DATA EXTRACT -
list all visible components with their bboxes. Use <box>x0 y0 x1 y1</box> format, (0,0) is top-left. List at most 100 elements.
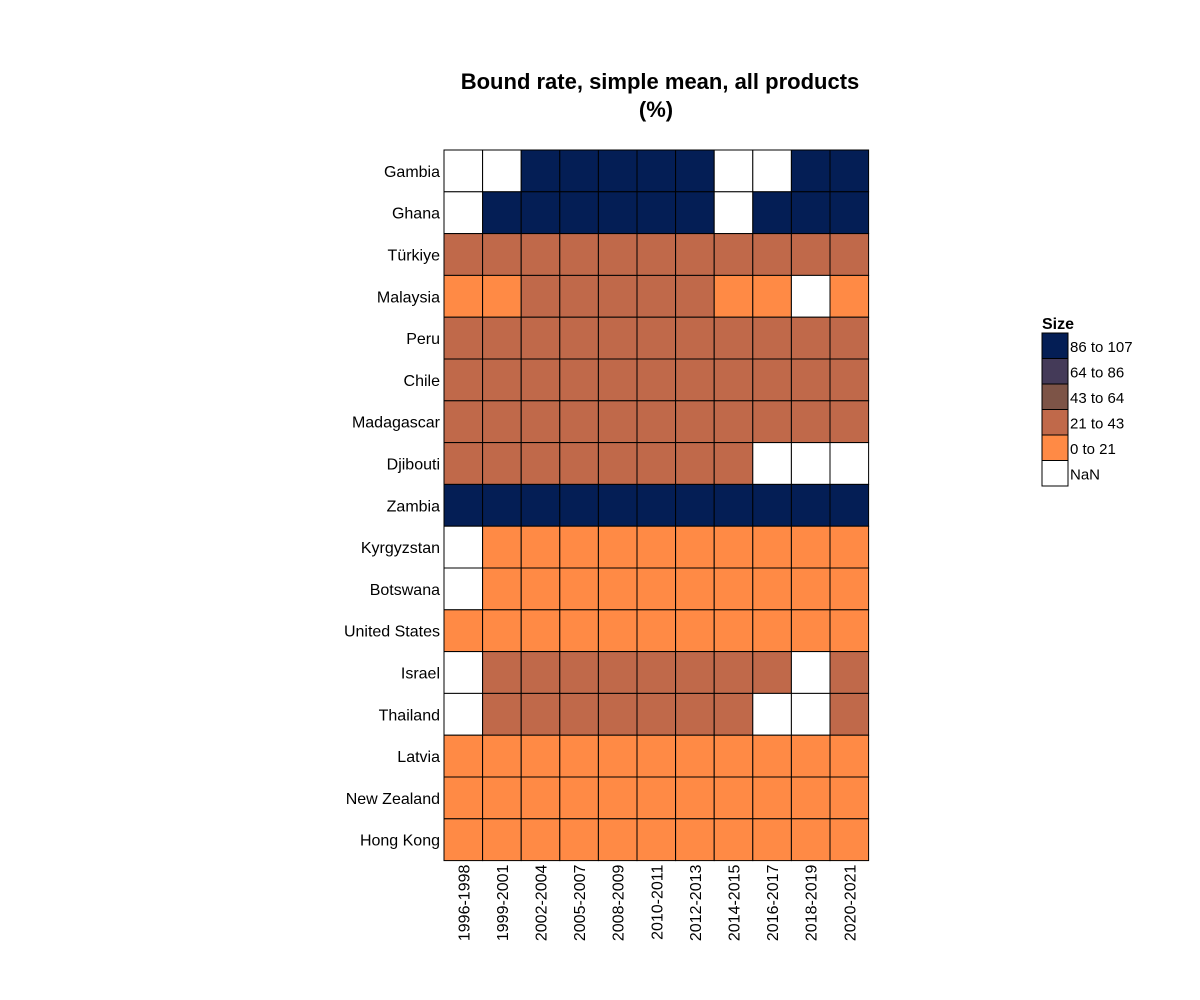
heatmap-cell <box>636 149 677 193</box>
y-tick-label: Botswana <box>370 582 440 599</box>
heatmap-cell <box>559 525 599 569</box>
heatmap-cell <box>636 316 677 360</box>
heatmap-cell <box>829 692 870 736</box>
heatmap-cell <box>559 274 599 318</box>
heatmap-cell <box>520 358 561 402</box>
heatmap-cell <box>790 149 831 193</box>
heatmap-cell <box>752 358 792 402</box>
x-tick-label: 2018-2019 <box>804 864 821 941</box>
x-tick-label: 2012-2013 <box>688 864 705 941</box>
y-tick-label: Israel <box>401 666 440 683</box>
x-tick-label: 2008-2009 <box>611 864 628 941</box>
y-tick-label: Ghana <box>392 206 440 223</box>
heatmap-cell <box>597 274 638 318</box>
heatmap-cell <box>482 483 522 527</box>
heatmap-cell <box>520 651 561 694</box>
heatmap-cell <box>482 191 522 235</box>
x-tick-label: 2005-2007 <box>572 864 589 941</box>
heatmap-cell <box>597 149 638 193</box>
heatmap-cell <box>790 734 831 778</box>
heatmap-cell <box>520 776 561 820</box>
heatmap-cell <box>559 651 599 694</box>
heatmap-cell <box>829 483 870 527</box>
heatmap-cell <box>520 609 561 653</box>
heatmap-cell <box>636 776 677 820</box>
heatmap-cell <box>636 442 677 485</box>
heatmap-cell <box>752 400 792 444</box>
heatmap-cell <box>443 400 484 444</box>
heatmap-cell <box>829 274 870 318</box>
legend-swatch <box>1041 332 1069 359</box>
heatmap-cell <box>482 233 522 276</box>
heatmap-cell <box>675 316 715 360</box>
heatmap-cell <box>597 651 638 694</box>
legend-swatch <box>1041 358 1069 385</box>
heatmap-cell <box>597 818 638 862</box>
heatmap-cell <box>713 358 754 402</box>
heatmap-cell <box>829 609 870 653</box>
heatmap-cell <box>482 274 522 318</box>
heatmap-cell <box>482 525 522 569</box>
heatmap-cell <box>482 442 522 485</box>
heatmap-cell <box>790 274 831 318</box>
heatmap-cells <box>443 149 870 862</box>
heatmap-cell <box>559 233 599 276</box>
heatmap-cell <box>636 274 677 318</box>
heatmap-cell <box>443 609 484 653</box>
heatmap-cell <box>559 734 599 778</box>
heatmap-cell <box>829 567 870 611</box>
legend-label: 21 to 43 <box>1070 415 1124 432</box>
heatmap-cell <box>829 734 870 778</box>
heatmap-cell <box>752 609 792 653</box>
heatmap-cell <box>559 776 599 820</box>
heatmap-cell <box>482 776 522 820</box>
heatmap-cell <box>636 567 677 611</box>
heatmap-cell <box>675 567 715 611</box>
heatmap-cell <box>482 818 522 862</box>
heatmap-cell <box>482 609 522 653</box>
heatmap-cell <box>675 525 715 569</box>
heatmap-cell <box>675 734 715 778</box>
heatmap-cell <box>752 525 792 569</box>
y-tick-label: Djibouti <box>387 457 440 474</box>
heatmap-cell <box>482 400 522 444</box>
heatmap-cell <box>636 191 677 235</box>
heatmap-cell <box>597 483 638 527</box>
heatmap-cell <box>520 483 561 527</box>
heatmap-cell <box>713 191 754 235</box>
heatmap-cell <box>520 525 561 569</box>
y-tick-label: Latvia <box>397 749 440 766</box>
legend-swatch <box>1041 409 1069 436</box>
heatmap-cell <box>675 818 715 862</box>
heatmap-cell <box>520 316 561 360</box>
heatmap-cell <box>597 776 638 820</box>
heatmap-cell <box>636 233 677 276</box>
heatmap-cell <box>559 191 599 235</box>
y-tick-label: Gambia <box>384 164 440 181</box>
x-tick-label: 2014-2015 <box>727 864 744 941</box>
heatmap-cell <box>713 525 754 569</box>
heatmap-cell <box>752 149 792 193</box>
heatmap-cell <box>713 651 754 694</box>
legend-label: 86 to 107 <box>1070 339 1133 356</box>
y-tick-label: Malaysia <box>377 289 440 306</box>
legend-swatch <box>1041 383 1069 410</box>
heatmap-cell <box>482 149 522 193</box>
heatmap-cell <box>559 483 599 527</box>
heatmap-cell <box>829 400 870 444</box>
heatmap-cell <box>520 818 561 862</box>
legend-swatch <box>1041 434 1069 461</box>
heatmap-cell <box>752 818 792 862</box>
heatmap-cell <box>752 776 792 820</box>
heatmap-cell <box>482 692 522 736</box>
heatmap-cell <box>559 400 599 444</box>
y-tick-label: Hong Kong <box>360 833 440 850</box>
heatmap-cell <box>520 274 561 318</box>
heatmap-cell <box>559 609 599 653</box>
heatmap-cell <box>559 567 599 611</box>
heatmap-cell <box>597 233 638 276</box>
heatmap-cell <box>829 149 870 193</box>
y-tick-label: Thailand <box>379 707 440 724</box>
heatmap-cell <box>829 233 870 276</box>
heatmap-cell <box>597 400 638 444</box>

---

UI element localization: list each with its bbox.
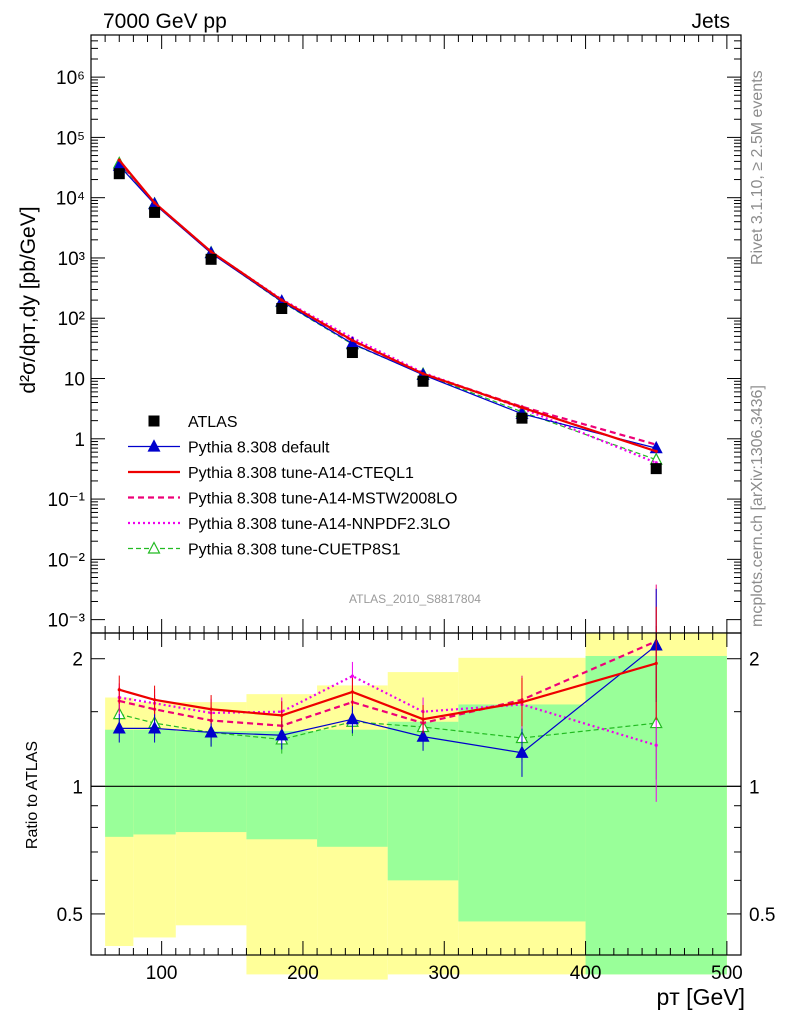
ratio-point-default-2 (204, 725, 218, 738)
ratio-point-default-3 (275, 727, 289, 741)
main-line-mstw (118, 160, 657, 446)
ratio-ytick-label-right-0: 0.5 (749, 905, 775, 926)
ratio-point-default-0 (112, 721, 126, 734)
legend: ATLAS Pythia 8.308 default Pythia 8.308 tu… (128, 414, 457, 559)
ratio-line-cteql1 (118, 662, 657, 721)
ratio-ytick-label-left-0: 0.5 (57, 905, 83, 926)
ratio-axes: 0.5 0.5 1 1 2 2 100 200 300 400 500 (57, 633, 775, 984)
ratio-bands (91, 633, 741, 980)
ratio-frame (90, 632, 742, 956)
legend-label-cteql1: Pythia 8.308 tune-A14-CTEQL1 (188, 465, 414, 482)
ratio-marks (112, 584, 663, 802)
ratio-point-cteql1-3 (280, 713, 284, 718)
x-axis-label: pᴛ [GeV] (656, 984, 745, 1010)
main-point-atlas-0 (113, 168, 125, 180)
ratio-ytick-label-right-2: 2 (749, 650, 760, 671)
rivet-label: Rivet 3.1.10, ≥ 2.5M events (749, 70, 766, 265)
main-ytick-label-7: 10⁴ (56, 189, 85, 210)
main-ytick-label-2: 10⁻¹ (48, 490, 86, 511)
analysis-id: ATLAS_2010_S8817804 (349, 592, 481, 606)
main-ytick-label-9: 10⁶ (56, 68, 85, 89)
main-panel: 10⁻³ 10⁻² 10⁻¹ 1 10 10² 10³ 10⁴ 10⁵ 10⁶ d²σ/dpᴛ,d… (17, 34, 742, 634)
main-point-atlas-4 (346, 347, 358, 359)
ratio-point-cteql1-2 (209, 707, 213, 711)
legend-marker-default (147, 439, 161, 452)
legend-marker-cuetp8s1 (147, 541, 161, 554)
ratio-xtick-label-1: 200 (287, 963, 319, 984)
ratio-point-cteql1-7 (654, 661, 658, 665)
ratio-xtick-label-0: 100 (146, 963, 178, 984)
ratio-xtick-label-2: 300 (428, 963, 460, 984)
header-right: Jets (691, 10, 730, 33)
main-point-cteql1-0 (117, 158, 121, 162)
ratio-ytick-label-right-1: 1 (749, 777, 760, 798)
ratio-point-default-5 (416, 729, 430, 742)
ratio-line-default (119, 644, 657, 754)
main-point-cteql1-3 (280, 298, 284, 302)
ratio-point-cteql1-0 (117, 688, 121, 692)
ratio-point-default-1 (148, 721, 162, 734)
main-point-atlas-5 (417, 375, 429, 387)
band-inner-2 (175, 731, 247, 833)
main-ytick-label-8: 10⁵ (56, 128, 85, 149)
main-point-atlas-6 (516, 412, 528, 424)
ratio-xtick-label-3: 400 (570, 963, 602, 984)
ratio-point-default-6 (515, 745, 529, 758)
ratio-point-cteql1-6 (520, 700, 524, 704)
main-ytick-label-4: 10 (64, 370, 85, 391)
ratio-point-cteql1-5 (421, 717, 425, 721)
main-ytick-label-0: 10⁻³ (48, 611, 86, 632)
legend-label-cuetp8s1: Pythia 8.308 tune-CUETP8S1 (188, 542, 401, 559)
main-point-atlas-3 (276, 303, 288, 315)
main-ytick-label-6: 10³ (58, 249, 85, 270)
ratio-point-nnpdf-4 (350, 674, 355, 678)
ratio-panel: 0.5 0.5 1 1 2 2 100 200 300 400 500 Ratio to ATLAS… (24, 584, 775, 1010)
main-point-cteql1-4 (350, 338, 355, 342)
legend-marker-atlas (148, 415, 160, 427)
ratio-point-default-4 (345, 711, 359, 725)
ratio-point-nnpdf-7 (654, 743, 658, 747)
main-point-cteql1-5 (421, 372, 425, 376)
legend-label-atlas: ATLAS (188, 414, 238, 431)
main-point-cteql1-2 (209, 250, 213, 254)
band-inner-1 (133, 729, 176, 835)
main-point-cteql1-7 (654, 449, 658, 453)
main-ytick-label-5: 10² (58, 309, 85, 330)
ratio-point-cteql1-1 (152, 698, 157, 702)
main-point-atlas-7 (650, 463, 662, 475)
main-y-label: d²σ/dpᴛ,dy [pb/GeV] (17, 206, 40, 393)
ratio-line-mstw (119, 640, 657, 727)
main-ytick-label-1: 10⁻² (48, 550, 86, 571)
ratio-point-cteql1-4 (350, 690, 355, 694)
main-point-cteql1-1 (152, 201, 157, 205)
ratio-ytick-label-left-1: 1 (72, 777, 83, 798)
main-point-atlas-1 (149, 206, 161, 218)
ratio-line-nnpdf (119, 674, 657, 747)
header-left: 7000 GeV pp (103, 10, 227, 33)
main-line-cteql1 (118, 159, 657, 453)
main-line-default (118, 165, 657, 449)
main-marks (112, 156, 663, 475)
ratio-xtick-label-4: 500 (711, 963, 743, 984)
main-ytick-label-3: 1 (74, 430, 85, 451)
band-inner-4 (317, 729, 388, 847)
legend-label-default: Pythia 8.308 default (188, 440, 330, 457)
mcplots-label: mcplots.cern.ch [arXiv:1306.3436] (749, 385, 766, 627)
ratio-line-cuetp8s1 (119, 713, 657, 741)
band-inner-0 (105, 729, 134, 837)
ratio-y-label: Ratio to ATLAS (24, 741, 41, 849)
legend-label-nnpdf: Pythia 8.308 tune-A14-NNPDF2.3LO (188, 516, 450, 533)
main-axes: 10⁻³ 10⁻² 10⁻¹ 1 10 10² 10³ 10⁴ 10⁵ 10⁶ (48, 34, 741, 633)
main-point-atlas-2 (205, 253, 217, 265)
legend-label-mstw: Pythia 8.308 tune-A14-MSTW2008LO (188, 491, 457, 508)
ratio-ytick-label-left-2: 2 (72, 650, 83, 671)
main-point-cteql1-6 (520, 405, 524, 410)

--

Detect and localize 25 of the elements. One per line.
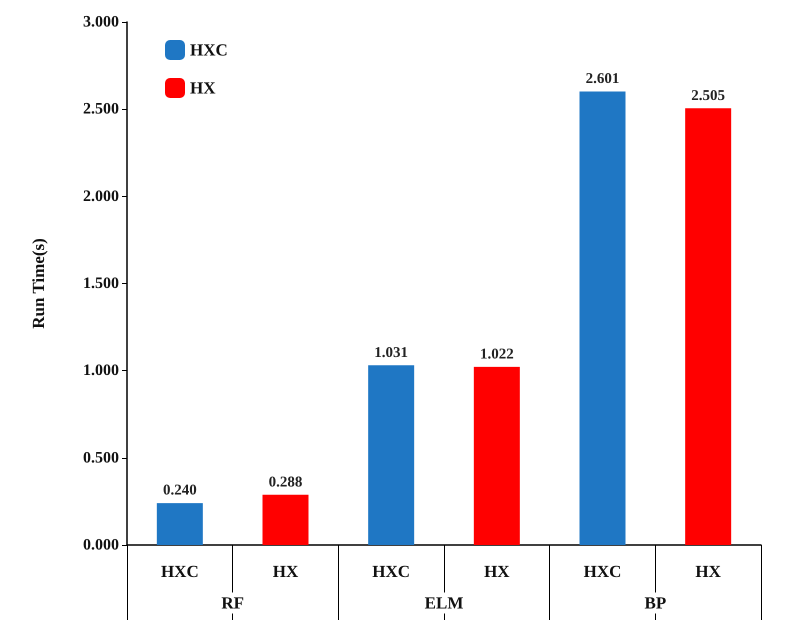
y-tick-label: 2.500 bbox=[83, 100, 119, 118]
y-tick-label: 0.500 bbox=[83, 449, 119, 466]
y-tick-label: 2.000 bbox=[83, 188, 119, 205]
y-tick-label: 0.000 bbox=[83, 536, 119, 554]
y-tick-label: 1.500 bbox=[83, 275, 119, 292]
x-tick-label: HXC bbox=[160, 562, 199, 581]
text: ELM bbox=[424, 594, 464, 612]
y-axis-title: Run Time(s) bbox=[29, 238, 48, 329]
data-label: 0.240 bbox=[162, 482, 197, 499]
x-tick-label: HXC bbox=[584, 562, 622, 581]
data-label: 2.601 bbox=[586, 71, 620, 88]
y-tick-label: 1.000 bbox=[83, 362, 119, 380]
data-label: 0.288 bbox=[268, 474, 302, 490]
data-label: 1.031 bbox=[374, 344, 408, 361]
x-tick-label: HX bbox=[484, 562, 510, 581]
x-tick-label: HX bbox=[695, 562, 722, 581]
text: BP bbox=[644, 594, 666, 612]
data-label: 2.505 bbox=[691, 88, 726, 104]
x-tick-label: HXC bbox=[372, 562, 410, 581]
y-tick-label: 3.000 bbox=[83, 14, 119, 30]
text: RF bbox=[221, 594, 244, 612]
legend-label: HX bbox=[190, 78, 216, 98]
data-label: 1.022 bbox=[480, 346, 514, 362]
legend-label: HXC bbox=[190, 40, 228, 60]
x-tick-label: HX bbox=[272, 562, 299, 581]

INSTRUCTIONS FOR THE TASK - Write out the items that run from the line containing "ratio-point-default-2 (204, 725, 218, 738)" through the line containing "ratio-point-default-5 (416, 729, 430, 742)", including both of those lines.

ANSWER TO THE TASK -
ratio-point-default-2 (204, 725, 218, 738)
ratio-point-default-3 (275, 727, 289, 741)
main-line-mstw (118, 160, 657, 446)
ratio-ytick-label-right-0: 0.5 (749, 905, 775, 926)
ratio-point-default-0 (112, 721, 126, 734)
legend: ATLAS Pythia 8.308 default Pythia 8.308 tu… (128, 414, 457, 559)
ratio-line-cteql1 (118, 662, 657, 721)
ratio-ytick-label-left-0: 0.5 (57, 905, 83, 926)
ratio-axes: 0.5 0.5 1 1 2 2 100 200 300 400 500 (57, 633, 775, 984)
ratio-bands (91, 633, 741, 980)
ratio-frame (90, 632, 742, 956)
legend-label-cteql1: Pythia 8.308 tune-A14-CTEQL1 (188, 465, 414, 482)
ratio-marks (112, 584, 663, 802)
ratio-point-cteql1-3 (280, 713, 284, 718)
x-axis-label: pᴛ [GeV] (656, 984, 745, 1010)
main-point-atlas-0 (113, 168, 125, 180)
ratio-ytick-label-right-2: 2 (749, 650, 760, 671)
rivet-label: Rivet 3.1.10, ≥ 2.5M events (749, 70, 766, 265)
main-ytick-label-7: 10⁴ (56, 189, 85, 210)
main-ytick-label-2: 10⁻¹ (48, 490, 86, 511)
analysis-id: ATLAS_2010_S8817804 (349, 592, 481, 606)
main-ytick-label-9: 10⁶ (56, 68, 85, 89)
main-panel: 10⁻³ 10⁻² 10⁻¹ 1 10 10² 10³ 10⁴ 10⁵ 10⁶ d²σ/dpᴛ,d… (17, 34, 742, 634)
main-point-atlas-4 (346, 347, 358, 359)
ratio-point-cteql1-2 (209, 707, 213, 711)
legend-marker-default (147, 439, 161, 452)
legend-marker-cuetp8s1 (147, 541, 161, 554)
ratio-xtick-label-1: 200 (287, 963, 319, 984)
ratio-point-cteql1-7 (654, 661, 658, 665)
ratio-xtick-label-0: 100 (146, 963, 178, 984)
ratio-xtick-label-2: 300 (428, 963, 460, 984)
header-right: Jets (691, 10, 730, 33)
main-point-cteql1-0 (117, 158, 121, 162)
ratio-ytick-label-right-1: 1 (749, 777, 760, 798)
ratio-point-default-5 (416, 729, 430, 742)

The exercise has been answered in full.